■ **Data for this task**
+ + + + + + +
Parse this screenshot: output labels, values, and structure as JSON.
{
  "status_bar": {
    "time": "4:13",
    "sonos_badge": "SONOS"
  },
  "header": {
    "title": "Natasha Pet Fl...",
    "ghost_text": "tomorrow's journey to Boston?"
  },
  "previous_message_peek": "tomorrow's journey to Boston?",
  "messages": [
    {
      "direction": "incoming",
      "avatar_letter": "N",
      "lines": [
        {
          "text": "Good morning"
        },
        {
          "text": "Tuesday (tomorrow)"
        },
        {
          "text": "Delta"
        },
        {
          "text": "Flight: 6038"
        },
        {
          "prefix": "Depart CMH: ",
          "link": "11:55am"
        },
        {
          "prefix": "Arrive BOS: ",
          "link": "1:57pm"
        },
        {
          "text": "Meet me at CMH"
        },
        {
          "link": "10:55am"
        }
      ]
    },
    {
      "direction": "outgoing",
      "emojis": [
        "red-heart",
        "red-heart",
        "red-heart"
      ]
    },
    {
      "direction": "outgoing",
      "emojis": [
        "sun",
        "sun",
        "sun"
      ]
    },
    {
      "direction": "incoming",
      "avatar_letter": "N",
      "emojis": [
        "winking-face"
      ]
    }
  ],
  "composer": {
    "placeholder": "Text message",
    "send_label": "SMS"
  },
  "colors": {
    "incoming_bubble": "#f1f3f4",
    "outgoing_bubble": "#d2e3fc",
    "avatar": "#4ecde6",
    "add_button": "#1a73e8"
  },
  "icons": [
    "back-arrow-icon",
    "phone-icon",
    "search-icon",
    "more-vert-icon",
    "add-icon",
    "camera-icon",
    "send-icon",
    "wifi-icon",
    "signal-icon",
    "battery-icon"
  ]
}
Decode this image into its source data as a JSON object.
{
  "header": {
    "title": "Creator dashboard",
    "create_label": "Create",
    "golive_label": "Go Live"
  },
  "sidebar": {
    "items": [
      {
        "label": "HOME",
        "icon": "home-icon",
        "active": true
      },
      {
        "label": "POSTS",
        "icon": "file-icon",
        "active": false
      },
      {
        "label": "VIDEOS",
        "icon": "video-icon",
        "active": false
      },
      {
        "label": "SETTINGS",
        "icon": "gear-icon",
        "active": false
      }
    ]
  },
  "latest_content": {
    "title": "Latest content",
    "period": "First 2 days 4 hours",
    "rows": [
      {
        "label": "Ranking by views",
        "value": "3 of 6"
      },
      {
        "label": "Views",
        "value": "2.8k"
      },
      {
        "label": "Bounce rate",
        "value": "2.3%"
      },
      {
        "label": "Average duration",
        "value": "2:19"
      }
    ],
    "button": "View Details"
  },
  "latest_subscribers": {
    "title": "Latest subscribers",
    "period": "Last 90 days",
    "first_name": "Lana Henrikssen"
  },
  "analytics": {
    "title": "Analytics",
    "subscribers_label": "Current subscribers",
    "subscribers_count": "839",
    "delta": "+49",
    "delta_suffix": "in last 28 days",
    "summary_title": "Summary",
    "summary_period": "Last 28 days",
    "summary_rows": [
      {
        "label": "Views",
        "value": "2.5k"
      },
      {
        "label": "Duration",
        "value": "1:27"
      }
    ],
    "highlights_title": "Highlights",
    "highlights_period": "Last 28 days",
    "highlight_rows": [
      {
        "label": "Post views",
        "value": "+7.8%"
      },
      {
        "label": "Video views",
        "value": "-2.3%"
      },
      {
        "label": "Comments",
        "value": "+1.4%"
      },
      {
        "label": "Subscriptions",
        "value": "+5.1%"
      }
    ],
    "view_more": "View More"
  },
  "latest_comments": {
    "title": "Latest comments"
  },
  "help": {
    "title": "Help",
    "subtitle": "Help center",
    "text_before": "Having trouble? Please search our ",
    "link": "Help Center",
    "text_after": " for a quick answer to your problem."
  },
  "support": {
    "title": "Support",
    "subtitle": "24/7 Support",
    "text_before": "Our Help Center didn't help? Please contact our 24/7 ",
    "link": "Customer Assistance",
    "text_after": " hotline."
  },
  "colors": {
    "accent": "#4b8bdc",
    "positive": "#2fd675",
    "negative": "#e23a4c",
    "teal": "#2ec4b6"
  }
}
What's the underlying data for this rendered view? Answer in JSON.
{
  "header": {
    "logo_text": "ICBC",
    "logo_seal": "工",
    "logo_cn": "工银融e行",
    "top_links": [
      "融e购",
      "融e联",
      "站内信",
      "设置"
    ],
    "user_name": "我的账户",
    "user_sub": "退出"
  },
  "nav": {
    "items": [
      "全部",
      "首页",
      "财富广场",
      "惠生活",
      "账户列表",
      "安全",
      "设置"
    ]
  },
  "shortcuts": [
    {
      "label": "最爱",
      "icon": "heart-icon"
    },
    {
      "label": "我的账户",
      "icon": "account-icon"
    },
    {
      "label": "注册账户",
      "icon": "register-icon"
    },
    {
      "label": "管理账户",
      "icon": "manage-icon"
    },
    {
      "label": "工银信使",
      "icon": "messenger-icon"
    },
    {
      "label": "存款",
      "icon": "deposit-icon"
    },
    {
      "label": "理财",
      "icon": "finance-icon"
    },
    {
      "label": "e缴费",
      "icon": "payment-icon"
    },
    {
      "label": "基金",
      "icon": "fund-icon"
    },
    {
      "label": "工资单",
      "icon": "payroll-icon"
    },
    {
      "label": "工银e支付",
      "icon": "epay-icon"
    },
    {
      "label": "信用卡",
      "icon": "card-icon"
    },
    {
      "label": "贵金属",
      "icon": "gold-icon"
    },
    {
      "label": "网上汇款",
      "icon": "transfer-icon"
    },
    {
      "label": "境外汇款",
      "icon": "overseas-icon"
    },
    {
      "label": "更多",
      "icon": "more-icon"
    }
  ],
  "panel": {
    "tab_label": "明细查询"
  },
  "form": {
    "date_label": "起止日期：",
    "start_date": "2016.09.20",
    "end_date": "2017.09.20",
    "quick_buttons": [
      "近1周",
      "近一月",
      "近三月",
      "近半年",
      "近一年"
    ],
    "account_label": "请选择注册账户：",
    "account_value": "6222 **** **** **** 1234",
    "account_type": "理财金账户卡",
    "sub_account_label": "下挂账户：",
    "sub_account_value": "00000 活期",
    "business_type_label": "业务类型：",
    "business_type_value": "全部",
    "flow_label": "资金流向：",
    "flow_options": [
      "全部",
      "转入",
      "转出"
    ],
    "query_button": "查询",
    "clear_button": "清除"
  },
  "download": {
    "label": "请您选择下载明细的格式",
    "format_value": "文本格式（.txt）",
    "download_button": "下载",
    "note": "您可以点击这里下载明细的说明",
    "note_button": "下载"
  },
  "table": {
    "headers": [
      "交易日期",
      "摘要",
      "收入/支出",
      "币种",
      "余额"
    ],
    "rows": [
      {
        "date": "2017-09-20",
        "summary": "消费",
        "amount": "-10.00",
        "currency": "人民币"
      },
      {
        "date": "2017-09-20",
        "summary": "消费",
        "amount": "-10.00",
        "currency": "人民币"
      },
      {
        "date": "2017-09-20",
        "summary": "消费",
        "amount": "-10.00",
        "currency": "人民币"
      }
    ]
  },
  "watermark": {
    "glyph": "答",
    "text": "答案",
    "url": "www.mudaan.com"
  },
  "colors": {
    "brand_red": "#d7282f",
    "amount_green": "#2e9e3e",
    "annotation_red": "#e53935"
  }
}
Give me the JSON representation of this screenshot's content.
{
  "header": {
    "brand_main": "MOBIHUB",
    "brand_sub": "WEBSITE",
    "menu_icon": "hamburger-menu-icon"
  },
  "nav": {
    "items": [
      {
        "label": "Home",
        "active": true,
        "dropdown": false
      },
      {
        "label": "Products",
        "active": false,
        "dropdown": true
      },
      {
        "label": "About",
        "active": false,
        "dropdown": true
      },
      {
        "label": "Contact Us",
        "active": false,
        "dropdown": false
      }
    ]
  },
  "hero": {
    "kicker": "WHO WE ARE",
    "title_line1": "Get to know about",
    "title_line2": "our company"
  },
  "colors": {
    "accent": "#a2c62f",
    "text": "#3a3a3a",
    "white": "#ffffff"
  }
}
+ + + + + + +
Find the string "prefix" in the listing and return every line that holds it.

■ **Solution below**
          "prefix": "Depart CMH: ",
          "prefix": "Arrive BOS: ",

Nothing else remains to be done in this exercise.